- Records supplied
------------------------------
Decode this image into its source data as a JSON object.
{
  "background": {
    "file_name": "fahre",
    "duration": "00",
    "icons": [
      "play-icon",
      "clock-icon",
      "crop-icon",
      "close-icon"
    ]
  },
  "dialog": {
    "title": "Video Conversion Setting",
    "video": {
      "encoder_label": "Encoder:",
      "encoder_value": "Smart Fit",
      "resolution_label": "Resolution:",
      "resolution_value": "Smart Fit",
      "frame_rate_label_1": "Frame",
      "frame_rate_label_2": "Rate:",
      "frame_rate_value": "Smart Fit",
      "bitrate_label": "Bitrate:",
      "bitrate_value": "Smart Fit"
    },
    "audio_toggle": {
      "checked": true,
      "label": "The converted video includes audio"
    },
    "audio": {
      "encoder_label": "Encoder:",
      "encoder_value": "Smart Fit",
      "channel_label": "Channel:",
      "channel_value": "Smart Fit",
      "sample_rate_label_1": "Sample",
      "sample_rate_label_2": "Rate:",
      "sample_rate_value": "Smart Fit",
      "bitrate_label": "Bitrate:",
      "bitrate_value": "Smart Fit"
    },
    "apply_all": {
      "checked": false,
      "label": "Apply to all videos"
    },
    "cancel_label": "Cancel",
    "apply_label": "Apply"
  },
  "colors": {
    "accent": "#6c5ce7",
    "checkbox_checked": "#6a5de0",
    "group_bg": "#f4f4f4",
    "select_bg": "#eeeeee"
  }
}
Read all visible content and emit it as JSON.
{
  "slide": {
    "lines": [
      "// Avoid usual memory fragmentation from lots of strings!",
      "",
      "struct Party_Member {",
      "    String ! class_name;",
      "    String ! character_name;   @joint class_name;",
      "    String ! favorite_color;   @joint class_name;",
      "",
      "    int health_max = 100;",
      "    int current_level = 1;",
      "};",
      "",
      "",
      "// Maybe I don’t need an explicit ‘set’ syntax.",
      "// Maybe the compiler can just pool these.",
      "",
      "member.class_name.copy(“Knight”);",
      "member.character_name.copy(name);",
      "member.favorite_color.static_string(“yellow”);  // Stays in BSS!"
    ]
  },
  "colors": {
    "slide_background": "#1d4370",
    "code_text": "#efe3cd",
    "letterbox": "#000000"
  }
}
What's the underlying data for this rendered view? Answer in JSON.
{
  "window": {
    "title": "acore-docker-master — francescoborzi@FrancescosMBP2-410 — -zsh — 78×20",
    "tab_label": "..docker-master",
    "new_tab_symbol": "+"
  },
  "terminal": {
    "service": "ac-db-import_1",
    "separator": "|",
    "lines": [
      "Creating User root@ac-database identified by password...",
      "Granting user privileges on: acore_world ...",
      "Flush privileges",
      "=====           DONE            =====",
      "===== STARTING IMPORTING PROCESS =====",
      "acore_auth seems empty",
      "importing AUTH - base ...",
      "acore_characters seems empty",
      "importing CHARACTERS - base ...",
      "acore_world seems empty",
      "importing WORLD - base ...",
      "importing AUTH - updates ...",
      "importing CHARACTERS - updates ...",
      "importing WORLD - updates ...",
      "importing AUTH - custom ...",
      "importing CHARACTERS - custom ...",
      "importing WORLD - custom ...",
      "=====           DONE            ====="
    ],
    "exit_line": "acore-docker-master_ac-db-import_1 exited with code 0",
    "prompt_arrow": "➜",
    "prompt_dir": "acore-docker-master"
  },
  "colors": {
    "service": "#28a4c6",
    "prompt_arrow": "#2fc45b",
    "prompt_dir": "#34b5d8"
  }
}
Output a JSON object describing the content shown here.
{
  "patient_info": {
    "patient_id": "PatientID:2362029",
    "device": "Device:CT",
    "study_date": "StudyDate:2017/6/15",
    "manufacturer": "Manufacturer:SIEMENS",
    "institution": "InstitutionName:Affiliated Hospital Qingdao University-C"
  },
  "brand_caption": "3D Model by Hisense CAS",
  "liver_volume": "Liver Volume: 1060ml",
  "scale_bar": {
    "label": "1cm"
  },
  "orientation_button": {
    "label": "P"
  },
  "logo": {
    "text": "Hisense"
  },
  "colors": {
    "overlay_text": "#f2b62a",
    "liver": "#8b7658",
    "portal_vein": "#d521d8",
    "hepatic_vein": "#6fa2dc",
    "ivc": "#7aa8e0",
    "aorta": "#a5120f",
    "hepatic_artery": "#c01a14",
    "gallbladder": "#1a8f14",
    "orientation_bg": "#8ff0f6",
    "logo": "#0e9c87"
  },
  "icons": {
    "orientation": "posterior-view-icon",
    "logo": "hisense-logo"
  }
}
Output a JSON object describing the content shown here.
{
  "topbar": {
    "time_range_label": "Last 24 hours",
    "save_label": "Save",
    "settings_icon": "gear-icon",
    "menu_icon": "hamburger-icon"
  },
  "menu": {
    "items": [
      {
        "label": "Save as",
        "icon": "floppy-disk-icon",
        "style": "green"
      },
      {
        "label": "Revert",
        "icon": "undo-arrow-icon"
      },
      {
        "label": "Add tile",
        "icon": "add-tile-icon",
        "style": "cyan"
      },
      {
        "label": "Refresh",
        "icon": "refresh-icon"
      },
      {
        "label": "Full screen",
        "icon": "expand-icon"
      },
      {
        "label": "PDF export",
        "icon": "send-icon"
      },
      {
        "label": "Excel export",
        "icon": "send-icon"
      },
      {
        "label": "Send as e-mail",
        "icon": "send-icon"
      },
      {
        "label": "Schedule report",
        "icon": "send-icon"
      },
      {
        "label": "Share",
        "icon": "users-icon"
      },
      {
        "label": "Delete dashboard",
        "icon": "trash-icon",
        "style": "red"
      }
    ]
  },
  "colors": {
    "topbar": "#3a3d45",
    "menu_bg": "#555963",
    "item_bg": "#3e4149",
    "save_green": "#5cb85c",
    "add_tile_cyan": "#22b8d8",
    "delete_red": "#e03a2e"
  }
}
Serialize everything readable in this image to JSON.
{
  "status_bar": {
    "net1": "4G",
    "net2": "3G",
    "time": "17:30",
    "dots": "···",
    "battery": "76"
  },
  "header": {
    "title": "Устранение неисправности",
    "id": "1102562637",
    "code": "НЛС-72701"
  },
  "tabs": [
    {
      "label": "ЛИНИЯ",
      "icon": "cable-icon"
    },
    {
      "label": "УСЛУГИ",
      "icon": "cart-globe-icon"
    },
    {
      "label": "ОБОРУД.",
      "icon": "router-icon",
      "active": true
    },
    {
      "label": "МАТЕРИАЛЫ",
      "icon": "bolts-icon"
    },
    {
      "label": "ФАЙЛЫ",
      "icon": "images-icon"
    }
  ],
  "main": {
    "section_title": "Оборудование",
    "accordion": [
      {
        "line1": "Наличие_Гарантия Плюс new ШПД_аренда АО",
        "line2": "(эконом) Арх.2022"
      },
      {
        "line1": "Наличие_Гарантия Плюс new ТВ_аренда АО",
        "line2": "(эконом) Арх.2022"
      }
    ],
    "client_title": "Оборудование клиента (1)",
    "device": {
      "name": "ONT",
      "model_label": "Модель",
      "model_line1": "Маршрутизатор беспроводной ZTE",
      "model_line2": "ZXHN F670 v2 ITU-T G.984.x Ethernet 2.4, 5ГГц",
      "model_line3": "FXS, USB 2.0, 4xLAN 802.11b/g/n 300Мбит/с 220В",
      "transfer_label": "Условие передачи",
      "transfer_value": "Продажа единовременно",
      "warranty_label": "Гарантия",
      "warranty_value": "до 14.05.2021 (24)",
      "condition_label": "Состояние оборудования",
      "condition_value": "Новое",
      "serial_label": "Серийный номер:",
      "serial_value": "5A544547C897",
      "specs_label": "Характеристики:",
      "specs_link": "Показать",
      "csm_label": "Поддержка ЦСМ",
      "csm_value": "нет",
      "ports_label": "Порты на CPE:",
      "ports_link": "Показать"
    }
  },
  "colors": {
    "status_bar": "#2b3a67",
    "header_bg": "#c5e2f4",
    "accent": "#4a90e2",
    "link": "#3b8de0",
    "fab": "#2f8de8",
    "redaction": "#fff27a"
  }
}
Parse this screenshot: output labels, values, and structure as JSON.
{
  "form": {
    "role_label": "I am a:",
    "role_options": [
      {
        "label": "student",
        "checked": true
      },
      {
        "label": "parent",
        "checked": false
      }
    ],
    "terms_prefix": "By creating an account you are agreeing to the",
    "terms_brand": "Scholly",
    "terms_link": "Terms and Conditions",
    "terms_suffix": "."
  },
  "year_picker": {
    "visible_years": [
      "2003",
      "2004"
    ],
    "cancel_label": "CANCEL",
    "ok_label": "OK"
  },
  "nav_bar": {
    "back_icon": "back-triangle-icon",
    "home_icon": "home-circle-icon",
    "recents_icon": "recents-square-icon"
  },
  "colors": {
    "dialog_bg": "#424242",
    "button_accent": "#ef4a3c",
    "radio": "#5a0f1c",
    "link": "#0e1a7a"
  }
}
------------------------------
Scan the material above. Extract every line in which the word "seems" occurs.

- Reply to the exercise
      "acore_auth seems empty",
      "acore_characters seems empty",
      "acore_world seems empty",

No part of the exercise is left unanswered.